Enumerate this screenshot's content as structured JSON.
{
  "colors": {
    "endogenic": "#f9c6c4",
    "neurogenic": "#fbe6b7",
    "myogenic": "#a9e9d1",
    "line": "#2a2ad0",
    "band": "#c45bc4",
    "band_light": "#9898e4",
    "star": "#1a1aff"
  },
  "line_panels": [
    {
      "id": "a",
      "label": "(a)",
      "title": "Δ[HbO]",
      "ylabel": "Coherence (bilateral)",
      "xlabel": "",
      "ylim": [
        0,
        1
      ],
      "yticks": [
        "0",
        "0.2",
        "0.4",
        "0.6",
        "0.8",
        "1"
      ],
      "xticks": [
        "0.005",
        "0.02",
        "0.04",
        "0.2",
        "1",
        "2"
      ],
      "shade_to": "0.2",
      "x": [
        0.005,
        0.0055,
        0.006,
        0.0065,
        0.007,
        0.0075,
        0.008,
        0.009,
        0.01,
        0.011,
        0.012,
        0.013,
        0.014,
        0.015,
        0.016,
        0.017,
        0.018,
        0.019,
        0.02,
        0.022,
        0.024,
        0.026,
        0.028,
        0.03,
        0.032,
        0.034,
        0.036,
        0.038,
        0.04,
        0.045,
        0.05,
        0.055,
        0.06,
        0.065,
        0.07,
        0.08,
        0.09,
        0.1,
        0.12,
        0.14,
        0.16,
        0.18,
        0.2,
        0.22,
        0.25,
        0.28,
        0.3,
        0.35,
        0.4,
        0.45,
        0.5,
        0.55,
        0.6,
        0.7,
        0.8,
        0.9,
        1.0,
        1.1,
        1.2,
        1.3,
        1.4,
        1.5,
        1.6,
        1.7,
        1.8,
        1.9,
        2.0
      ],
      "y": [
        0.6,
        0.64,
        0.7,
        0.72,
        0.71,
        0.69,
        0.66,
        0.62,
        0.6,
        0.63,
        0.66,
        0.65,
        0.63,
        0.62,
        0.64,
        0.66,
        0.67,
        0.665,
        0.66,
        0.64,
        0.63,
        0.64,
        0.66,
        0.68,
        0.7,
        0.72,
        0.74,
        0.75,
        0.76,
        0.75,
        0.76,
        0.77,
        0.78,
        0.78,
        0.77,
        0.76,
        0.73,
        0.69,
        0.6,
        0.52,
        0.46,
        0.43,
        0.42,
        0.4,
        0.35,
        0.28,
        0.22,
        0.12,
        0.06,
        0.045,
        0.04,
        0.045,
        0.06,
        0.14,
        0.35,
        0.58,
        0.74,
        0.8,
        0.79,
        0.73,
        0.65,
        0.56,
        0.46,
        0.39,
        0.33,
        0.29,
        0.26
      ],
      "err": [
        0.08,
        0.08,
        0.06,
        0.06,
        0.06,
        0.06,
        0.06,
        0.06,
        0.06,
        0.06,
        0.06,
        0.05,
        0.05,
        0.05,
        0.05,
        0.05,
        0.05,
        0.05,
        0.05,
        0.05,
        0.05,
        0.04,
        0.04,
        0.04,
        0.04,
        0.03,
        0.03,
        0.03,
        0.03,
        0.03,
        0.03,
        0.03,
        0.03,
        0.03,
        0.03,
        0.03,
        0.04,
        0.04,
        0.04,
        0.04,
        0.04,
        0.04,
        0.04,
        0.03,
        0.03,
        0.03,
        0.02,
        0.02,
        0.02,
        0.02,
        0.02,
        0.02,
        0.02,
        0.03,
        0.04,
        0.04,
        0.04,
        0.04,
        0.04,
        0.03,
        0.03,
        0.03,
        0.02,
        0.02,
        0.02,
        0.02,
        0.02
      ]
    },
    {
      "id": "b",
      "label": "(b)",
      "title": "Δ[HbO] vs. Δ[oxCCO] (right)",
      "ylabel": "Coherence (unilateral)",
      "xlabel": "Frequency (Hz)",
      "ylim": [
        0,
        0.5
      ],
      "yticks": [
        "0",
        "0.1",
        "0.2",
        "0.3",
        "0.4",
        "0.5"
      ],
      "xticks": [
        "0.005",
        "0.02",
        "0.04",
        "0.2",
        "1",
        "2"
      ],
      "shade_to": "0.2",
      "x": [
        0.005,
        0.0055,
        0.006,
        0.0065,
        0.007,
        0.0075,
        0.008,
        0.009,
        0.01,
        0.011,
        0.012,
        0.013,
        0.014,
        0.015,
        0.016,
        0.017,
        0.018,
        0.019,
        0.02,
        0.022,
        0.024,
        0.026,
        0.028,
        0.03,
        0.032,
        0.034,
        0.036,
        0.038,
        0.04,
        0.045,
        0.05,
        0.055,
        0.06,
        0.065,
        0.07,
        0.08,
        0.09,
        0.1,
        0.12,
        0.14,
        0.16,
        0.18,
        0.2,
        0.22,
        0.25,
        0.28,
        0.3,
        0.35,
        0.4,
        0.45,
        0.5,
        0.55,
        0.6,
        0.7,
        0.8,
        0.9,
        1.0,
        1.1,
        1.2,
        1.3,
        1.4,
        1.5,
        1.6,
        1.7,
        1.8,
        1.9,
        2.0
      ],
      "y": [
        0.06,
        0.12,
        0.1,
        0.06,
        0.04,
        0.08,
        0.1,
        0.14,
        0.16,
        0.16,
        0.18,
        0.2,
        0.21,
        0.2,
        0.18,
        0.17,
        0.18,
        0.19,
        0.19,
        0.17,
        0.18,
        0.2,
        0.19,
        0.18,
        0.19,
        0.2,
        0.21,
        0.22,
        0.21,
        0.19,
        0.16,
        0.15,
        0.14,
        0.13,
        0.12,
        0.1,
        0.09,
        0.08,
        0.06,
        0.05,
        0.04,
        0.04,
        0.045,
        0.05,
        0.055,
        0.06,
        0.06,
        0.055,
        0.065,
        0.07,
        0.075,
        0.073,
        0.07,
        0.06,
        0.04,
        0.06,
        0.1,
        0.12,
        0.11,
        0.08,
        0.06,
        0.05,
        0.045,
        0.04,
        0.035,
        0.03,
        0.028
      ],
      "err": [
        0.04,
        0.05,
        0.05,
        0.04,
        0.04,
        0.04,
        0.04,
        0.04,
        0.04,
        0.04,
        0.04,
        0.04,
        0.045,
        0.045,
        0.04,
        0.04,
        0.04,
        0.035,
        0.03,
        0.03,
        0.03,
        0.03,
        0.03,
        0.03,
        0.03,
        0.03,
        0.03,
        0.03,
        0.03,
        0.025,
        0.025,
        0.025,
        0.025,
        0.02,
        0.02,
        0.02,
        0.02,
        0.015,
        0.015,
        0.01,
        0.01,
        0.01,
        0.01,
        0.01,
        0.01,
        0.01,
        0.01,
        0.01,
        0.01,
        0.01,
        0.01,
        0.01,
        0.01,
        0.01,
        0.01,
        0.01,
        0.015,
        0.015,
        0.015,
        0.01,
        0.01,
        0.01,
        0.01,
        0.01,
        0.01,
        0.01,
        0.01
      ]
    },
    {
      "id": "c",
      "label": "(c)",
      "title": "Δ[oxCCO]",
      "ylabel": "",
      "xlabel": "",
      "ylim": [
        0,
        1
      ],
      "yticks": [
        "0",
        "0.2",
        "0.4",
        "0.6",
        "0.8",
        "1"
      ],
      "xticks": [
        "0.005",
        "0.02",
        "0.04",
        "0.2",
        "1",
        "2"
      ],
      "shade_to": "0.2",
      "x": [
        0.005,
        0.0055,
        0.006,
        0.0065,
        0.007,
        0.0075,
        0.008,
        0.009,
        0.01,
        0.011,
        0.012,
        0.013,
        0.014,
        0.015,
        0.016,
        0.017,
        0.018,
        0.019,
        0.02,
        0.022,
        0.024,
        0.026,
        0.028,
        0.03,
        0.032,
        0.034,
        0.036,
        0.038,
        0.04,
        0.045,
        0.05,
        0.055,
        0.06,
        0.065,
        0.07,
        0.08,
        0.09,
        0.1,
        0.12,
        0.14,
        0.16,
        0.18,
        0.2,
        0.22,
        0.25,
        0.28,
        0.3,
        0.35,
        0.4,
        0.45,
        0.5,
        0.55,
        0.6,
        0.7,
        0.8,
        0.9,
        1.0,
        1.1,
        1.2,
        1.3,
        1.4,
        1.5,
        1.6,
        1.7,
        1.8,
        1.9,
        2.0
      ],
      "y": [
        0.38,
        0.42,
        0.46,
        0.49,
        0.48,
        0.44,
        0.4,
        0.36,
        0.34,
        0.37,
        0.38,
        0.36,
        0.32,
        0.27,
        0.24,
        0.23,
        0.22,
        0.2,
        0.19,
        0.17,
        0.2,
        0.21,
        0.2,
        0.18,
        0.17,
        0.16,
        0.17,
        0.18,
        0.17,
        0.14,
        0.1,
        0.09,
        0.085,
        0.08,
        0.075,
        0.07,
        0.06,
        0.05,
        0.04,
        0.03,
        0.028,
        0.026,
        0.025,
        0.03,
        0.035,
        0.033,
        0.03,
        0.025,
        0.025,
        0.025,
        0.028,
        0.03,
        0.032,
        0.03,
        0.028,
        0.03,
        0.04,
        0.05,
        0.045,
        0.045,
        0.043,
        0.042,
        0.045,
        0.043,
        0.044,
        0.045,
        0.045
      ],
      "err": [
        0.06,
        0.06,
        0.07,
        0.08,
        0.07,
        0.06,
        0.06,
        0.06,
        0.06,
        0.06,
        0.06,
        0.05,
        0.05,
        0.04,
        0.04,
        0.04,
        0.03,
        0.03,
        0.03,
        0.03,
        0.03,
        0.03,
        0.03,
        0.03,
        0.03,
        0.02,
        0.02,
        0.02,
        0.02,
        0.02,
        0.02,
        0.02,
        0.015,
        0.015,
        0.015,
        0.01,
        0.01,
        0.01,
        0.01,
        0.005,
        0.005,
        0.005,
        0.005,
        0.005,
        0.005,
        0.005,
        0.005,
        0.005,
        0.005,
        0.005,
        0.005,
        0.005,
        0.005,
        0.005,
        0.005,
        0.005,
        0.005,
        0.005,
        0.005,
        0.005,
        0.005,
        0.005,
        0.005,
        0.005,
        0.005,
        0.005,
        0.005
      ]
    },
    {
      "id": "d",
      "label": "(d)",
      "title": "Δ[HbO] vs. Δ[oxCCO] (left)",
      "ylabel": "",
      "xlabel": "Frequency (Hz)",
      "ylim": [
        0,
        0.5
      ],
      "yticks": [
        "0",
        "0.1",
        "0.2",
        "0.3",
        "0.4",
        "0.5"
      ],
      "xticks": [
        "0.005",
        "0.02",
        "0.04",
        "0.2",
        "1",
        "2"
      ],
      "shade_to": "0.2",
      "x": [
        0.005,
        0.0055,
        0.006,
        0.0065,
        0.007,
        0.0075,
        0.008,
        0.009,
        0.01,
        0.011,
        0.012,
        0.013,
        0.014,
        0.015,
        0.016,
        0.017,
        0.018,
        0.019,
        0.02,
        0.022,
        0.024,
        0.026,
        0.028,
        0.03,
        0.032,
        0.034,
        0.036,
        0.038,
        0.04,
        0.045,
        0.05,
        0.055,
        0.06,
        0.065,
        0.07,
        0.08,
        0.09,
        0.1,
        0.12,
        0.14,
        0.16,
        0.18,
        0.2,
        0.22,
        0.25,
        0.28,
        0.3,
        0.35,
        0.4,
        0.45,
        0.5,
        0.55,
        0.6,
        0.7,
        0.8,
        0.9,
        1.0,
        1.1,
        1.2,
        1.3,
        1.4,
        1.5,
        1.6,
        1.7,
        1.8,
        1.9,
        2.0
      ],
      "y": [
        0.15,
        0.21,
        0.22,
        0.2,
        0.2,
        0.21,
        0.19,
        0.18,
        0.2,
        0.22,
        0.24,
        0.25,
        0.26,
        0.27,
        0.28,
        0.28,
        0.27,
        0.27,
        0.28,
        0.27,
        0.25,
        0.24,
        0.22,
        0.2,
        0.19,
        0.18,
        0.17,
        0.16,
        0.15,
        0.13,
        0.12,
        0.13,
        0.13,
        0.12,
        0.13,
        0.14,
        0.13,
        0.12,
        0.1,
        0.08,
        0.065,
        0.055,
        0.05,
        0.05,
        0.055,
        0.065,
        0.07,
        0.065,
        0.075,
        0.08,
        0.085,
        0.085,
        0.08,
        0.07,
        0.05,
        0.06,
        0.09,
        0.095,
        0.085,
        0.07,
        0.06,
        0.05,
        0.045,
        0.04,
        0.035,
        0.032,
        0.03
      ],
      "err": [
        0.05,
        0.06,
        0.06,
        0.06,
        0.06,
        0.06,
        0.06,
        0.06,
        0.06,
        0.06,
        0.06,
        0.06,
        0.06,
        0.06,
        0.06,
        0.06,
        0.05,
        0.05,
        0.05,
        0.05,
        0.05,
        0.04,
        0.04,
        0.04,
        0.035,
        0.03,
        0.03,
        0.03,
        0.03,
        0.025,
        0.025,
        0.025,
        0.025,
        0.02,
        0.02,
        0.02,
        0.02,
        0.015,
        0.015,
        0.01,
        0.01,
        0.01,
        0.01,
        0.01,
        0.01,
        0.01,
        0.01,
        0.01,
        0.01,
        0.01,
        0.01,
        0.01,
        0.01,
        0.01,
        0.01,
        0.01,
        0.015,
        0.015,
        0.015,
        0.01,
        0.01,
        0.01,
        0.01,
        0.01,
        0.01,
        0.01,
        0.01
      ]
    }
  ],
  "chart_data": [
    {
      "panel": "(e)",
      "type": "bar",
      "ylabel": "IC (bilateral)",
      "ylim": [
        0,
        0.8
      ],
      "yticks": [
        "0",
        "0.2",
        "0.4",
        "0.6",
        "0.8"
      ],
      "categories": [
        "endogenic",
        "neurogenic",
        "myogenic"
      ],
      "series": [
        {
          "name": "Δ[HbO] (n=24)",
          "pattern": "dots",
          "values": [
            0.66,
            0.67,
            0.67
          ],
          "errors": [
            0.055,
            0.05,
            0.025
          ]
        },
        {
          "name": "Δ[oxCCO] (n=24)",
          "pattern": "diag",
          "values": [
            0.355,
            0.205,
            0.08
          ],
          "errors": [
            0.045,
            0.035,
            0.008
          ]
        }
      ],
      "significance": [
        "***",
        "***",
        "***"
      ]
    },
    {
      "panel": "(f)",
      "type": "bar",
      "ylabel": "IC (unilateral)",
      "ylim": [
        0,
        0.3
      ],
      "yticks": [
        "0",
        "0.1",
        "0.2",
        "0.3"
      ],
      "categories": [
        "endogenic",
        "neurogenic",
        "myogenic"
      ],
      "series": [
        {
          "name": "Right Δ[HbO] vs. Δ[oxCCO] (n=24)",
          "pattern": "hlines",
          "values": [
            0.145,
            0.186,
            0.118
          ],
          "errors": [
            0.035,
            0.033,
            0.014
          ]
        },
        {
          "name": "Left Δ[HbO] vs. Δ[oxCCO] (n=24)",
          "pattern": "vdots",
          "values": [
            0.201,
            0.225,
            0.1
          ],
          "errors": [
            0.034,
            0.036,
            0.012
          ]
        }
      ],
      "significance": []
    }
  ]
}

※

• **Request**: Each line of the material above either contains the word "pattern" or does not; state how many do, and nothing else.

• **Problem solution**: 4